Entries with figure data

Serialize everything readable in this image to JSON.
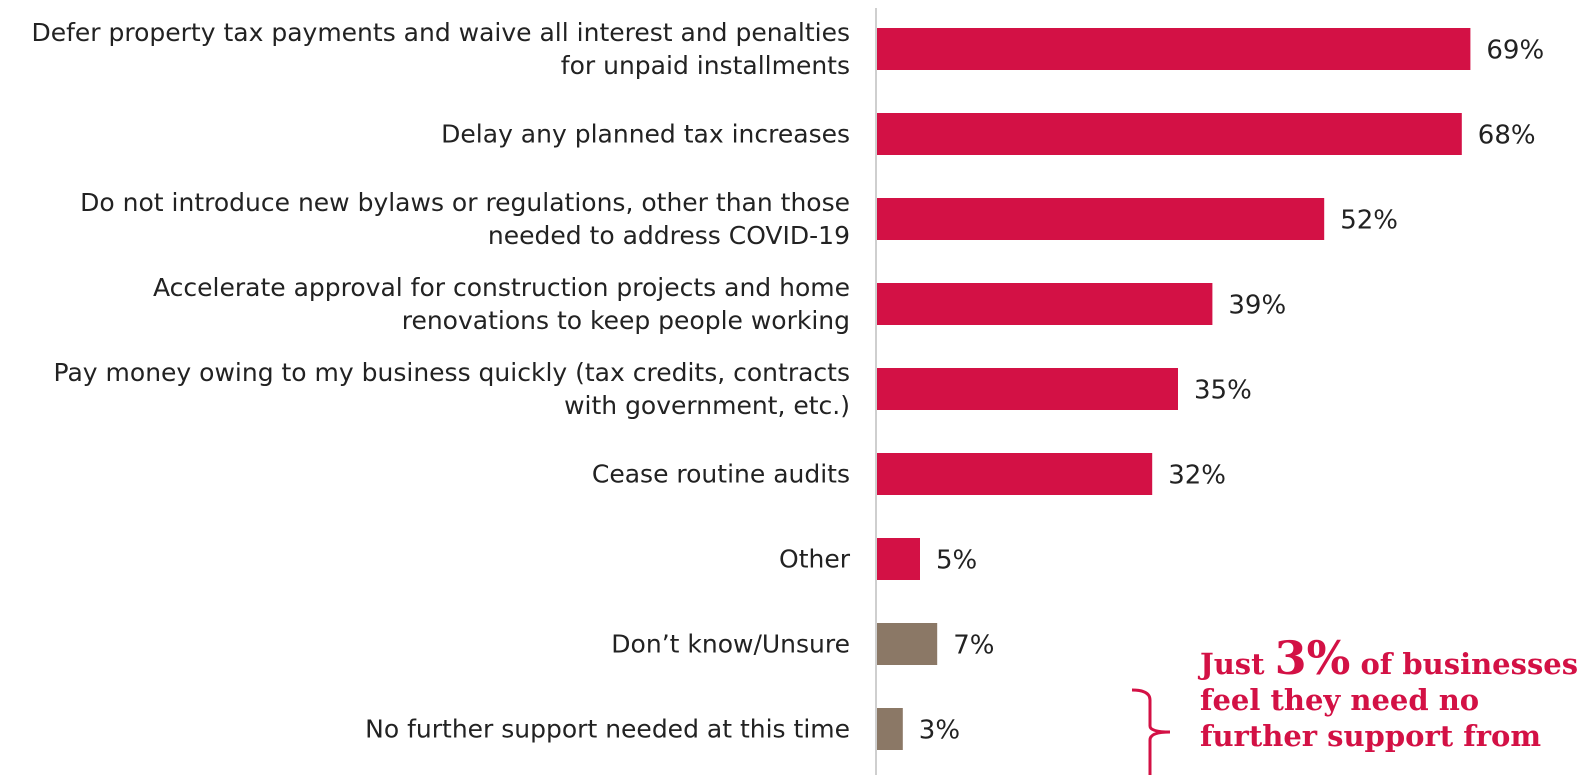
{
  "chart_data": {
    "type": "hbar",
    "categories": [
      "Defer property tax payments and waive all interest and penalties for unpaid installments",
      "Delay any planned tax increases",
      "Do not introduce new bylaws or regulations, other than those needed to address COVID-19",
      "Accelerate approval for construction projects and home renovations to keep people working",
      "Pay money owing to my business quickly (tax credits, contracts with government, etc.)",
      "Cease routine audits",
      "Other",
      "Don’t know/Unsure",
      "No further support needed at this time"
    ],
    "values": [
      69,
      68,
      52,
      39,
      35,
      32,
      5,
      7,
      3
    ],
    "value_labels": [
      "69%",
      "68%",
      "52%",
      "39%",
      "35%",
      "32%",
      "5%",
      "7%",
      "3%"
    ],
    "colors": [
      "#d31145",
      "#d31145",
      "#d31145",
      "#d31145",
      "#d31145",
      "#d31145",
      "#d31145",
      "#8b7866",
      "#8b7866"
    ],
    "xlim": [
      0,
      80
    ],
    "annotation": {
      "prefix": "Just",
      "highlight": "3%",
      "first_line_rest": "of businesses",
      "lines": [
        "feel they need no",
        "further support from"
      ]
    }
  }
}
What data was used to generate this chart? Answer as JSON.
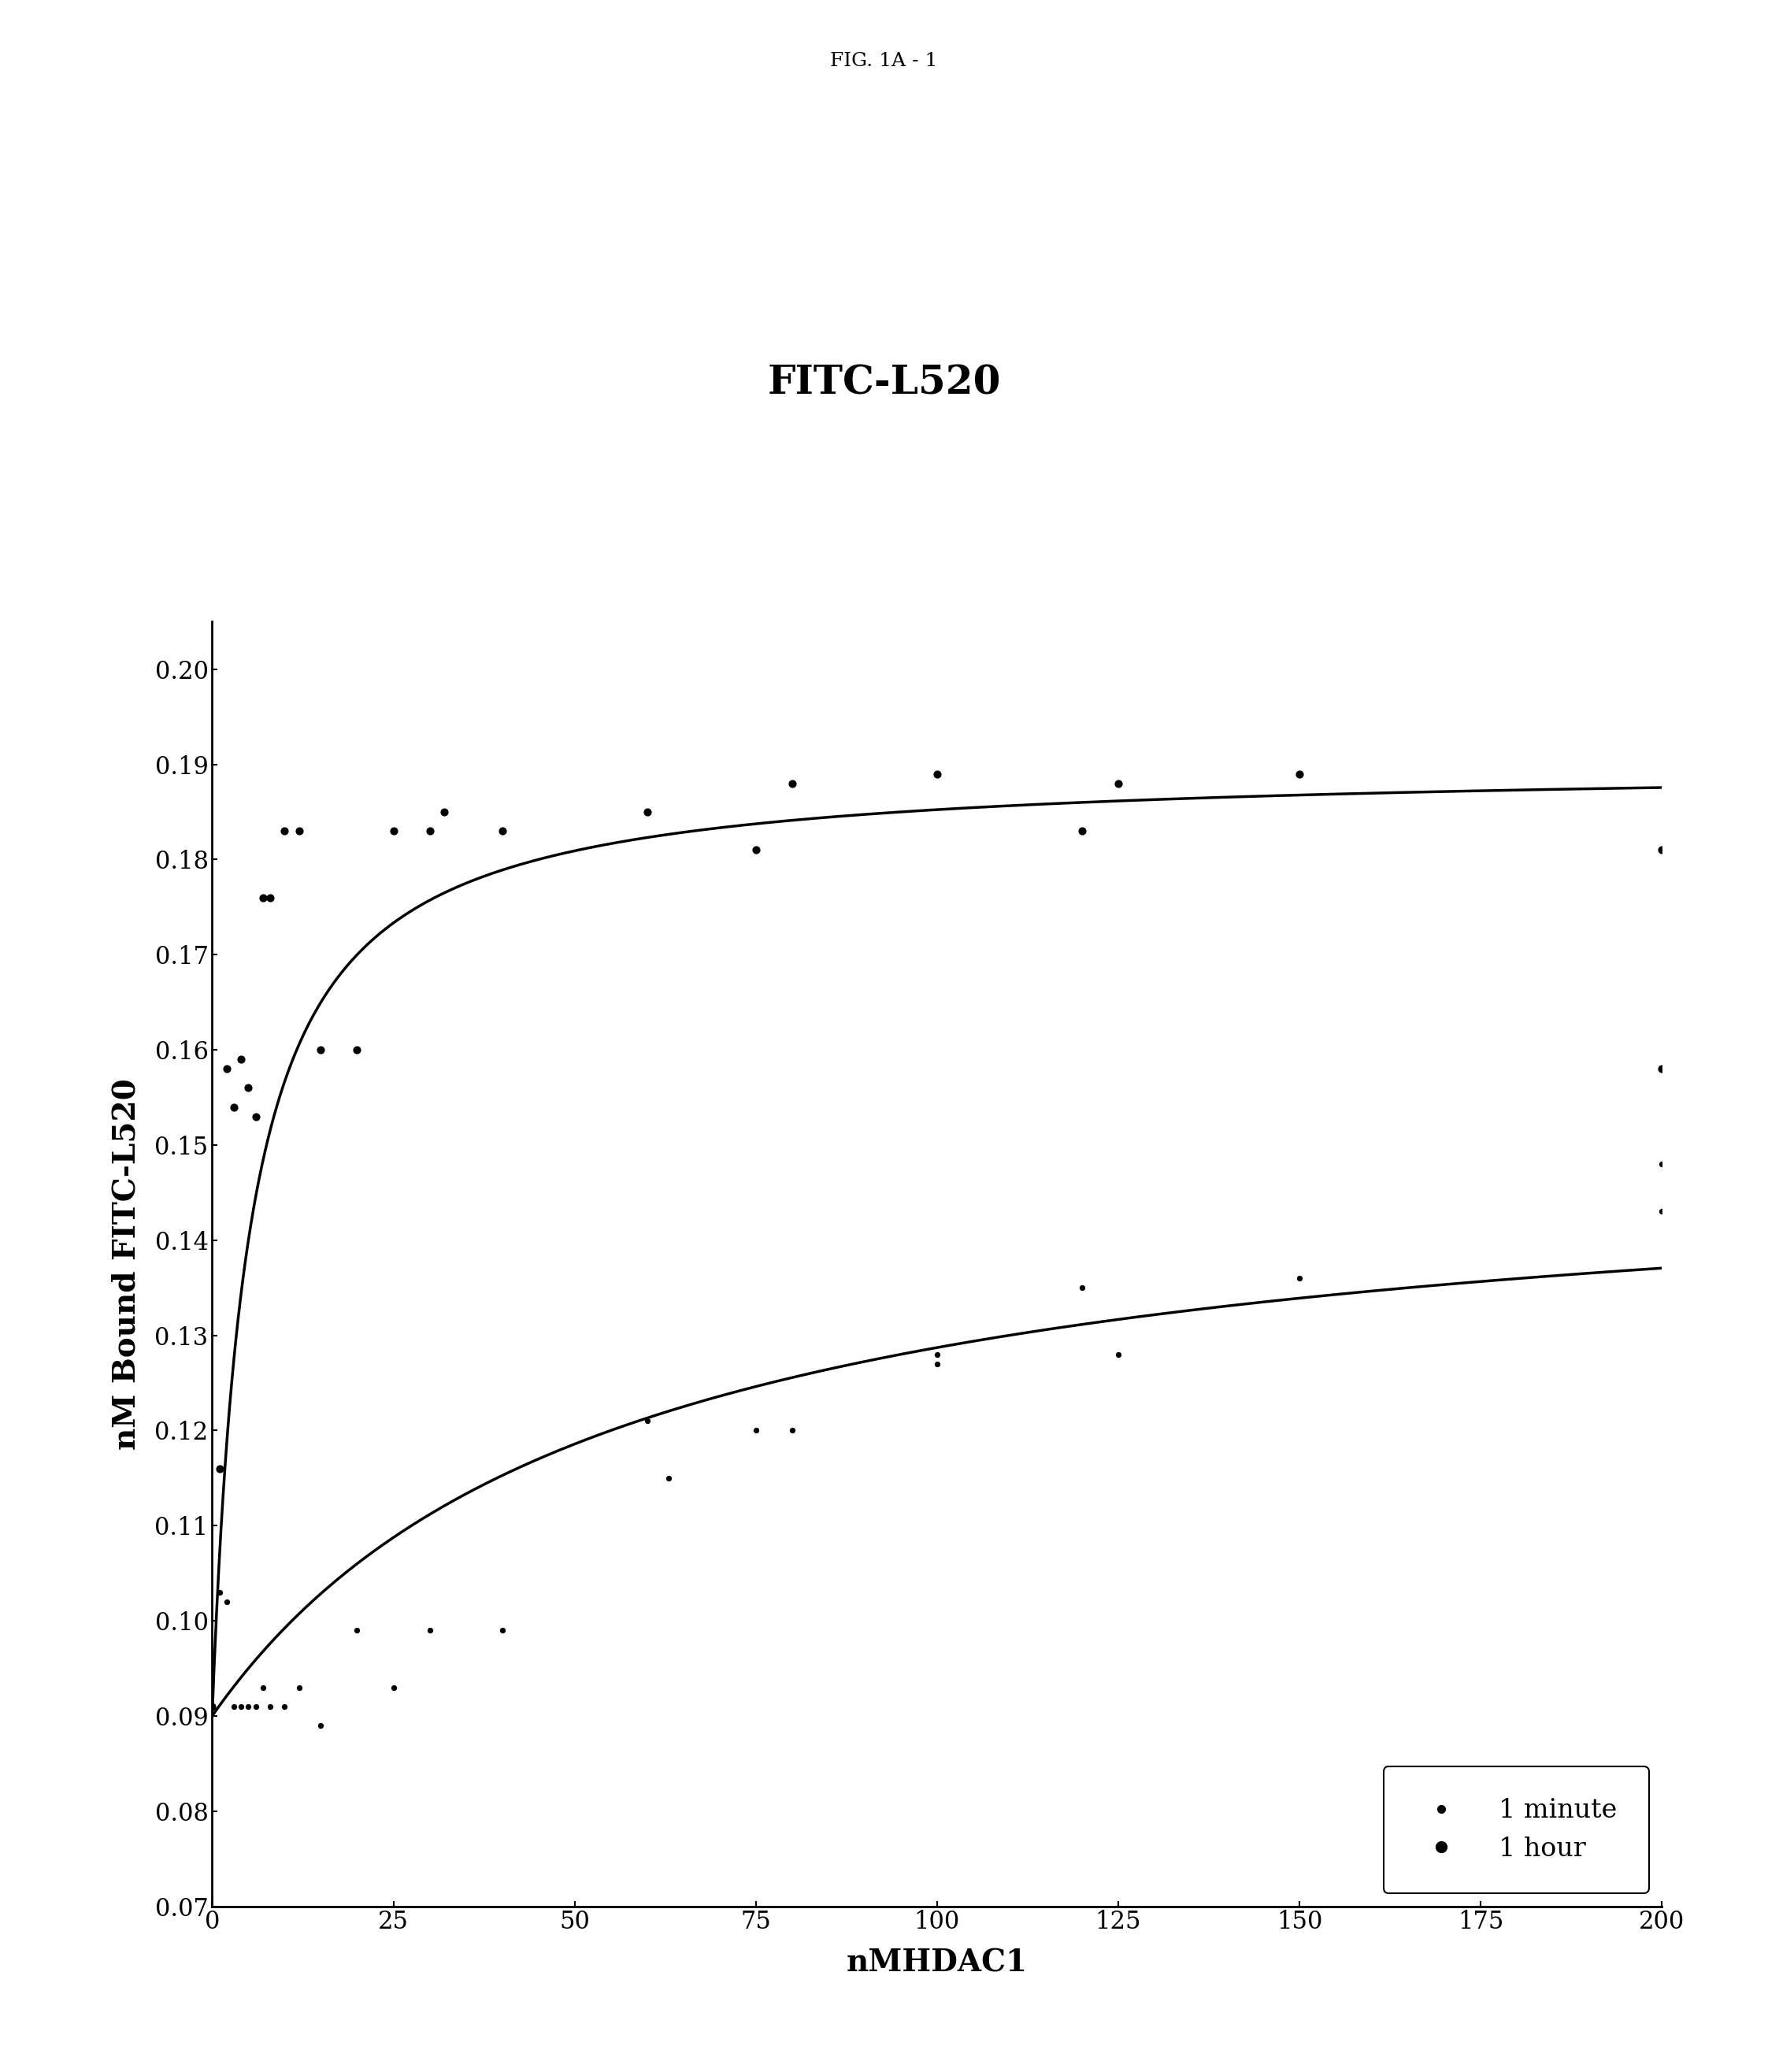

§ **Set exercise**: Return the listing above word for word, with the pictures removed.

§ **Answer to this problem**:
Serialize everything readable in this image to JSON.
{
  "chart_data": {
    "type": "hbar",
    "categories": [
      "Defer property tax payments and waive all interest and penalties for unpaid installments",
      "Delay any planned tax increases",
      "Do not introduce new bylaws or regulations, other than those needed to address COVID-19",
      "Accelerate approval for construction projects and home renovations to keep people working",
      "Pay money owing to my business quickly (tax credits, contracts with government, etc.)",
      "Cease routine audits",
      "Other",
      "Don’t know/Unsure",
      "No further support needed at this time"
    ],
    "values": [
      69,
      68,
      52,
      39,
      35,
      32,
      5,
      7,
      3
    ],
    "value_labels": [
      "69%",
      "68%",
      "52%",
      "39%",
      "35%",
      "32%",
      "5%",
      "7%",
      "3%"
    ],
    "colors": [
      "#d31145",
      "#d31145",
      "#d31145",
      "#d31145",
      "#d31145",
      "#d31145",
      "#d31145",
      "#8b7866",
      "#8b7866"
    ],
    "xlim": [
      0,
      80
    ],
    "annotation": {
      "prefix": "Just",
      "highlight": "3%",
      "first_line_rest": "of businesses",
      "lines": [
        "feel they need no",
        "further support from"
      ]
    }
  }
}
What data was used to generate this chart? Answer as JSON.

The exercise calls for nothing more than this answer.